> _Directions for this task_
What lines of the data include the string "Մաշտոցի"? Copy them all.

* Start Raw records *

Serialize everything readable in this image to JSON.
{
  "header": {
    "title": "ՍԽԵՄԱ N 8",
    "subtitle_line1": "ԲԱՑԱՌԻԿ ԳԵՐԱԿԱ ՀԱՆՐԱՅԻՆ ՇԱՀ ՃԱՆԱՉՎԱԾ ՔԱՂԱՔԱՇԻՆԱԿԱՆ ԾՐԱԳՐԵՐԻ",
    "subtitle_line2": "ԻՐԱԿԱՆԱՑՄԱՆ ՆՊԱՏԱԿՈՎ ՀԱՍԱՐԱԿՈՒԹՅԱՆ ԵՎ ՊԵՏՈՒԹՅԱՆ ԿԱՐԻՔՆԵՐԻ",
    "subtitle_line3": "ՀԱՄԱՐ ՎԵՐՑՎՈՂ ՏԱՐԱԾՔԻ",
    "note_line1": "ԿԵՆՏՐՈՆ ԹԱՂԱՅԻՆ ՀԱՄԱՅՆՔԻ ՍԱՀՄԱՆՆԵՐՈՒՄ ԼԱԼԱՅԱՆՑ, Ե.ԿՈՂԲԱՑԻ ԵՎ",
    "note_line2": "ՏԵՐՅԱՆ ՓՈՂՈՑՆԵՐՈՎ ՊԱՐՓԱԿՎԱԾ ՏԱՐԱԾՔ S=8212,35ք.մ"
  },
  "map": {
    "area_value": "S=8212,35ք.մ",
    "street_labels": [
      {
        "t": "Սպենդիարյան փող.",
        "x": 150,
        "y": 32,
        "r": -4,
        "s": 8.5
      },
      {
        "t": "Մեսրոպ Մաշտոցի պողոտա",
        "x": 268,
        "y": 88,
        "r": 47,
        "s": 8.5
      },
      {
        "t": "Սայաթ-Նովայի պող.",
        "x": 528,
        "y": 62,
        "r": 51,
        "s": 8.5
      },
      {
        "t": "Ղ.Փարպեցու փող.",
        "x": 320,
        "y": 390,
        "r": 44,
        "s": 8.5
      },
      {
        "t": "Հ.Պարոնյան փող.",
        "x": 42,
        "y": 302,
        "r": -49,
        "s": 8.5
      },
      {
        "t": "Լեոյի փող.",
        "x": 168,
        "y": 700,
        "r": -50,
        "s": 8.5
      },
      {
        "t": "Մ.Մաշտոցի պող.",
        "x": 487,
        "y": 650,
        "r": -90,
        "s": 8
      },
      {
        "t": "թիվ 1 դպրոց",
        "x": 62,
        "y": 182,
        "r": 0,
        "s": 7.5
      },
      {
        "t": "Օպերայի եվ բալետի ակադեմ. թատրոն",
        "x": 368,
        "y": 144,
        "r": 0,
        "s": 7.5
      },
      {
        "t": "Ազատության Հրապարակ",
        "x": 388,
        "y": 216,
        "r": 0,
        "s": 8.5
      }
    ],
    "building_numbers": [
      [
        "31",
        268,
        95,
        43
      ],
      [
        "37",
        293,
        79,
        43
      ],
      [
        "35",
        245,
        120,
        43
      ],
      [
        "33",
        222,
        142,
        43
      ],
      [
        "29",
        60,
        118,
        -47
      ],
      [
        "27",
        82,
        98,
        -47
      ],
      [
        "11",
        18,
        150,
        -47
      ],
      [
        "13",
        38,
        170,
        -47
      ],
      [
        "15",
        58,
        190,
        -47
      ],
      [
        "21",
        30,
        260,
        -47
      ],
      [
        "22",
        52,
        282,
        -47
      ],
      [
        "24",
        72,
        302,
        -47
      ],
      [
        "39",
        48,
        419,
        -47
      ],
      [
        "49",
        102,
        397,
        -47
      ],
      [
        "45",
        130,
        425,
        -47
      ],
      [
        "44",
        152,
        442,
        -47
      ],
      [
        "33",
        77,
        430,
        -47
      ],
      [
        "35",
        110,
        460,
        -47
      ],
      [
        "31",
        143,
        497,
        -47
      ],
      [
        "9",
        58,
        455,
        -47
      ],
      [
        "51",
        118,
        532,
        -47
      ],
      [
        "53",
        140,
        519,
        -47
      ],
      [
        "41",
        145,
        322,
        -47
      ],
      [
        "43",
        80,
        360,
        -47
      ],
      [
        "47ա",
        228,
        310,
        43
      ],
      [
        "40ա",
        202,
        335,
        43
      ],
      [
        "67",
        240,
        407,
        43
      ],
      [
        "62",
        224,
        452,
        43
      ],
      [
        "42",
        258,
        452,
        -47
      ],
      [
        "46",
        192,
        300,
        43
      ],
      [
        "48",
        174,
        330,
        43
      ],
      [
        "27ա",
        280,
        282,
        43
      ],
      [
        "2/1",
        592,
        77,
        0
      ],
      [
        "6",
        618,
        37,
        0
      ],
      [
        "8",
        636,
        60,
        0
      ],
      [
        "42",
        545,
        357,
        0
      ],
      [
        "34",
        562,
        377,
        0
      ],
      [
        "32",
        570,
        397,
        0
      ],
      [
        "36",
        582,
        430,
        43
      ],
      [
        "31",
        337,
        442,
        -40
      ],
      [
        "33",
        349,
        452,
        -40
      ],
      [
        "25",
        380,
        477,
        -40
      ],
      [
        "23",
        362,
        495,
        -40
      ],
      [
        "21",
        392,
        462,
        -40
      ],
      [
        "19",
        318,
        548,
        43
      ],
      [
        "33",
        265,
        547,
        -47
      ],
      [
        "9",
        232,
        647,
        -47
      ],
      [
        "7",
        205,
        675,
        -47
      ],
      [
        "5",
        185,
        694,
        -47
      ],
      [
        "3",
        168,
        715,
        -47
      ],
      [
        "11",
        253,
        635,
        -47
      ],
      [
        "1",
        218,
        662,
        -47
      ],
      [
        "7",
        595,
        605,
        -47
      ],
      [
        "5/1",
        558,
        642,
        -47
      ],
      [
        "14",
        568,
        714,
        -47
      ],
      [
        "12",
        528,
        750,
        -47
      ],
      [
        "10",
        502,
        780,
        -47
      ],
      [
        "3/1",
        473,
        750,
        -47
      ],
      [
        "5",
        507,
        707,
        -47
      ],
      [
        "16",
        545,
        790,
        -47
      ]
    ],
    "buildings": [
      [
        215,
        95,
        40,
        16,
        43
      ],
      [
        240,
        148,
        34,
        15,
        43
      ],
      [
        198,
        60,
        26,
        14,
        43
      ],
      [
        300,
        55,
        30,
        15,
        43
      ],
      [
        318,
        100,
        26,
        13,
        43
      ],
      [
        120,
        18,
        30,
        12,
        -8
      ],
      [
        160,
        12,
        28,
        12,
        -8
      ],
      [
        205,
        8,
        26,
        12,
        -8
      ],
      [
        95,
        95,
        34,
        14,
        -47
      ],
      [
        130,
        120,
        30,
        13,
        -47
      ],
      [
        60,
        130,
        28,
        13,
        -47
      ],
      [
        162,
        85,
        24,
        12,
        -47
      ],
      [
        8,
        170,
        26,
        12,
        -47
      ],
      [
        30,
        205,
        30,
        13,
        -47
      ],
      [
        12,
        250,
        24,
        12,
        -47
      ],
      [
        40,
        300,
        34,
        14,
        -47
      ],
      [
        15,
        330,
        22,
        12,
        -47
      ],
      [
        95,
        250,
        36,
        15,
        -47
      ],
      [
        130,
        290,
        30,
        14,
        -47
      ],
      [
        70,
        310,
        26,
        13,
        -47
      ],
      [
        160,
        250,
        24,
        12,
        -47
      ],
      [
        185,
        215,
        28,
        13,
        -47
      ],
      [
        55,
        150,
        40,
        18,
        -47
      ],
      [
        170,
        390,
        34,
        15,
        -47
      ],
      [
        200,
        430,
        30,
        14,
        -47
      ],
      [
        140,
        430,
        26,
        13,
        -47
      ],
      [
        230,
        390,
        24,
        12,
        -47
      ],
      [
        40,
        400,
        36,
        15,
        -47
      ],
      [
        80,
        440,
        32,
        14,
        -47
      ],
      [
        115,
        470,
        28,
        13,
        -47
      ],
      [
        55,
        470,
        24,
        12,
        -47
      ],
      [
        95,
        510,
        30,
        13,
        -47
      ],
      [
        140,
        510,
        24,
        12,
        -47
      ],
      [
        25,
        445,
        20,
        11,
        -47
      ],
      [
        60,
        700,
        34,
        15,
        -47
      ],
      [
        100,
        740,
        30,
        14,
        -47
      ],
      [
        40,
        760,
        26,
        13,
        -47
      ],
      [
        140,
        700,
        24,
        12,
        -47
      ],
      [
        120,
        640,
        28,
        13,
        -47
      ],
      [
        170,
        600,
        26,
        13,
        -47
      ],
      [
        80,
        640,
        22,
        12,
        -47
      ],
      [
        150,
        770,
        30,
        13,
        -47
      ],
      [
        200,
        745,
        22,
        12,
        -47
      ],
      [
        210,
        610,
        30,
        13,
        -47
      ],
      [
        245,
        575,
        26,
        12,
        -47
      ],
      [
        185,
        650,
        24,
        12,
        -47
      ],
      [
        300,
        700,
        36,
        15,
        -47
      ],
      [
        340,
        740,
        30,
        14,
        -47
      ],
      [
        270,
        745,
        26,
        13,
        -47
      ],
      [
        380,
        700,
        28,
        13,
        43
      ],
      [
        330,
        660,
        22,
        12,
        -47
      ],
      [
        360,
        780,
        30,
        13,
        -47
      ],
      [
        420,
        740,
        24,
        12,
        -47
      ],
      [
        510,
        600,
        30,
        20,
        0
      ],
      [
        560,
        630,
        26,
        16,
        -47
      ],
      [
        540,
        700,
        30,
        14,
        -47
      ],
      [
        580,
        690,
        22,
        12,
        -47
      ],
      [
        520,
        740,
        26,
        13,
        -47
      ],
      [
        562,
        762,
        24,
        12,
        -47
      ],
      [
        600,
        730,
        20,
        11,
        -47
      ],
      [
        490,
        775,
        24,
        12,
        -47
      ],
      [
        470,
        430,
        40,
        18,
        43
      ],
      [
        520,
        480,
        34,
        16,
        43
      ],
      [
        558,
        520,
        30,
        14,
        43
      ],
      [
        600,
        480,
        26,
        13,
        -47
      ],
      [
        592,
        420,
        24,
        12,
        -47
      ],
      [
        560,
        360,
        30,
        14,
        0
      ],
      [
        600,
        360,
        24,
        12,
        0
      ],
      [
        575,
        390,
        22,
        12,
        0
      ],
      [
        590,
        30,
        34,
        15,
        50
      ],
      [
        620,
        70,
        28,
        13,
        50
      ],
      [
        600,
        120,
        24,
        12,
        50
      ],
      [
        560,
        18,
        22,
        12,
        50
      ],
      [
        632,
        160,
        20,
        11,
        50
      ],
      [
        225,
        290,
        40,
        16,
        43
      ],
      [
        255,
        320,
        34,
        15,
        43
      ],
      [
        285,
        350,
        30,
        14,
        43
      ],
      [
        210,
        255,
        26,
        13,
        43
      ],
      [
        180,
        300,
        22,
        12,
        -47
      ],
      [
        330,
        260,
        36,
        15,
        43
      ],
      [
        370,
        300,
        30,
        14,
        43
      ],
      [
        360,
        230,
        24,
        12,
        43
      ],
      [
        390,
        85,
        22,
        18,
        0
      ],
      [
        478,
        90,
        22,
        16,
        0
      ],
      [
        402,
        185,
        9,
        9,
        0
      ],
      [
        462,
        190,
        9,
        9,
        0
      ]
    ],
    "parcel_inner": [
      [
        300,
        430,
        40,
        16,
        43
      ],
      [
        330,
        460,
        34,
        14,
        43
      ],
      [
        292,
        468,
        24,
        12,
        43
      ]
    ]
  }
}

* End Raw records *

> _Response for this exercise_
        "t": "Մեսրոպ Մաշտոցի պողոտա",
        "t": "Մ.Մաշտոցի պող.",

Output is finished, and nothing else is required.